Recorded data
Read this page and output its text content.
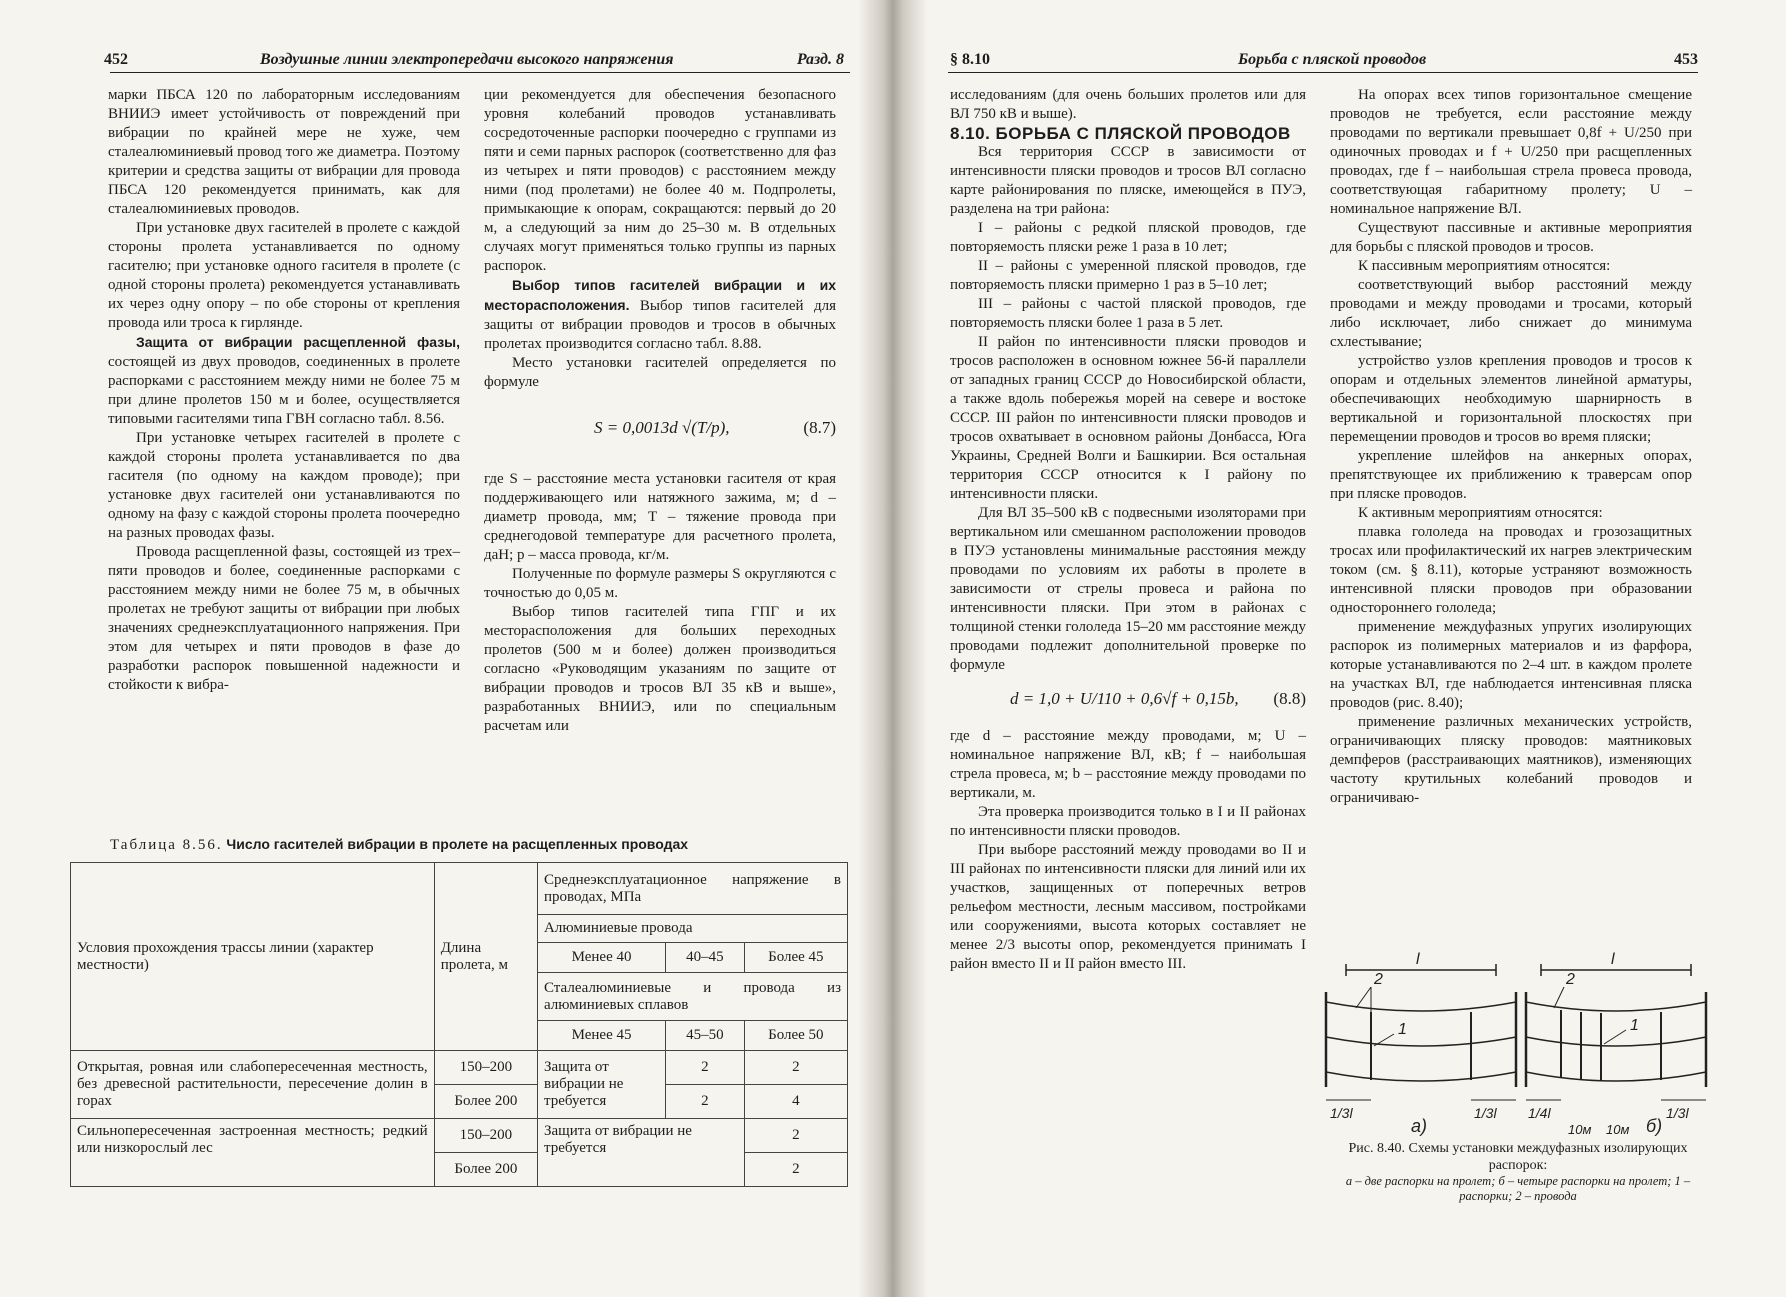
452	Воздушные линии электропередачи высокого напряжения	Разд. 8

марки ПБСА 120 по лабораторным исследованиям ВНИИЭ имеет устойчивость от повреждений при вибрации по крайней мере не хуже, чем сталеалюминиевый провод того же диаметра. Поэтому критерии и средства защиты от вибрации для провода ПБСА 120 рекомендуется принимать, как для сталеалюминиевых проводов.

При установке двух гасителей в пролете с каждой стороны пролета устанавливается по одному гасителю; при установке одного гасителя в пролете (с одной стороны пролета) рекомендуется устанавливать их через одну опору – по обе стороны от крепления провода или троса к гирлянде.

Защита от вибрации расщепленной фазы, состоящей из двух проводов, соединенных в пролете распорками с расстоянием между ними не более 75 м при длине пролетов 150 м и более, осуществляется типовыми гасителями типа ГВН согласно табл. 8.56.

При установке четырех гасителей в пролете с каждой стороны пролета устанавливается по два гасителя (по одному на каждом проводе); при установке двух гасителей они устанавливаются по одному на фазу с каждой стороны пролета поочередно на разных проводах фазы.

Провода расщепленной фазы, состоящей из трех–пяти проводов и более, соединенные распорками с расстоянием между ними не более 75 м, в обычных пролетах не требуют защиты от вибрации при любых значениях среднеэксплуатационного напряжения. При этом для четырех и пяти проводов в фазе до разработки распорок повышенной надежности и стойкости к вибра-

ции рекомендуется для обеспечения безопасного уровня колебаний проводов устанавливать сосредоточенные распорки поочередно с группами из пяти и семи парных распорок (соответственно для фаз из четырех и пяти проводов) с расстоянием между ними (под пролетами) не более 40 м. Подпролеты, примыкающие к опорам, сокращаются: первый до 20 м, а следующий за ним до 25–30 м. В отдельных случаях могут применяться только группы из парных распорок.

Выбор типов гасителей вибрации и их месторасположения. Выбор типов гасителей для защиты от вибрации проводов и тросов в обычных пролетах производится согласно табл. 8.88.

Место установки гасителей определяется по формуле

S = 0,0013d √(T/p),	(8.7)

где S – расстояние места установки гасителя от края поддерживающего или натяжного зажима, м; d – диаметр провода, мм; T – тяжение провода при среднегодовой температуре для расчетного пролета, даН; p – масса провода, кг/м.

Полученные по формуле размеры S округляются с точностью до 0,05 м.

Выбор типов гасителей типа ГПГ и их месторасположения для больших переходных пролетов (500 м и более) должен производиться согласно «Руководящим указаниям по защите от вибрации проводов и тросов ВЛ 35 кВ и выше», разработанных ВНИИЭ, или по специальным расчетам или

Таблица 8.56. Число гасителей вибрации в пролете на расщепленных проводах
Условия прохождения трассы линии (характер местности)	Длина пролета, м	Среднеэксплуатационное напряжение в проводах, МПа		
		Алюминиевые провода		
		Менее 40	40–45	Более 45
		Сталеалюминиевые и провода из алюминиевых сплавов		
		Менее 45	45–50	Более 50
Открытая, ровная или слабопересеченная местность, без древесной растительности, пересечение долин в горах	150–200	Защита от вибрации не требуется	2	2
	Более 200		2	4
Сильнопересеченная застроенная местность; редкий или низкорослый лес	150–200	Защита от вибрации не требуется		2
	Более 200			2
§ 8.10	Борьба с пляской проводов	453

исследованиям (для очень больших пролетов или для ВЛ 750 кВ и выше).

8.10. БОРЬБА С ПЛЯСКОЙ ПРОВОДОВ

Вся территория СССР в зависимости от интенсивности пляски проводов и тросов ВЛ согласно карте районирования по пляске, имеющейся в ПУЭ, разделена на три района:

I – районы с редкой пляской проводов, где повторяемость пляски реже 1 раза в 10 лет;

II – районы с умеренной пляской проводов, где повторяемость пляски примерно 1 раз в 5–10 лет;

III – районы с частой пляской проводов, где повторяемость пляски более 1 раза в 5 лет.

II район по интенсивности пляски проводов и тросов расположен в основном южнее 56-й параллели от западных границ СССР до Новосибирской области, а также вдоль побережья морей на севере и востоке СССР. III район по интенсивности пляски проводов и тросов охватывает в основном районы Донбасса, Юга Украины, Средней Волги и Башкирии. Вся остальная территория СССР относится к I району по интенсивности пляски.

Для ВЛ 35–500 кВ с подвесными изоляторами при вертикальном или смешанном расположении проводов в ПУЭ установлены минимальные расстояния между проводами по условиям их работы в пролете в зависимости от стрелы провеса и района по интенсивности пляски. При этом в районах с толщиной стенки гололеда 15–20 мм расстояние между проводами подлежит дополнительной проверке по формуле

d = 1,0 + U/110 + 0,6√f + 0,15b, (8.8)

где d – расстояние между проводами, м; U – номинальное напряжение ВЛ, кВ; f – наибольшая стрела провеса, м; b – расстояние между проводами по вертикали, м.

Эта проверка производится только в I и II районах по интенсивности пляски проводов.

При выборе расстояний между проводами во II и III районах по интенсивности пляски для линий или их участков, защищенных от поперечных ветров рельефом местности, лесным массивом, постройками или сооружениями, высота которых составляет не менее 2/3 высоты опор, рекомендуется принимать I район вместо II и II район вместо III.

На опорах всех типов горизонтальное смещение проводов не требуется, если расстояние между проводами по вертикали превышает 0,8f + U/250 при одиночных проводах и f + U/250 при расщепленных проводах, где f – наибольшая стрела провеса провода, соответствующая габаритному пролету; U – номинальное напряжение ВЛ.

Существуют пассивные и активные мероприятия для борьбы с пляской проводов и тросов.

К пассивным мероприятиям относятся:

соответствующий выбор расстояний между проводами и между проводами и тросами, который либо исключает, либо снижает до минимума схлестывание;

устройство узлов крепления проводов и тросов к опорам и отдельных элементов линейной арматуры, обеспечивающих необходимую шарнирность в вертикальной и горизонтальной плоскостях при перемещении проводов и тросов во время пляски;

укрепление шлейфов на анкерных опорах, препятствующее их приближению к траверсам опор при пляске проводов.

К активным мероприятиям относятся:

плавка гололеда на проводах и грозозащитных тросах или профилактический их нагрев электрическим током (см. § 8.11), которые устраняют возможность интенсивной пляски проводов при образовании одностороннего гололеда;

применение междуфазных упругих изолирующих распорок из полимерных материалов и из фарфора, которые устанавливаются по 2–4 шт. в каждом пролете на участках ВЛ, где наблюдается интенсивная пляска проводов (рис. 8.40);

применение различных механических устройств, ограничивающих пляску проводов: маятниковых демпферов (расстраивающих маятников), изменяющих частоту крутильных колебаний проводов и ограничиваю-

l	l
2
1
2
1
1/3l	1/3l
а)
1/4l	1/3l
10м 10м б)
Рис. 8.40. Схемы установки междуфазных изолирующих распорок:
а – две распорки на пролет; б – четыре распорки на пролет; 1 – распорки; 2 – провода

| THE TASK |
List each line of the entries that holds the string "местности".

| ANSWER IN FULL |
Условия прохождения трассы линии (характер местности)	Длина пролета, м	Среднеэксплуатационное напряжение в проводах, МПа		
При выборе расстояний между проводами во II и III районах по интенсивности пляски для линий или их участков, защищенных от поперечных ветров рельефом местности, лесным массивом, постройками или сооружениями, высота которых составляет не менее 2/3 высоты опор, рекомендуется принимать I район вместо II и II район вместо III.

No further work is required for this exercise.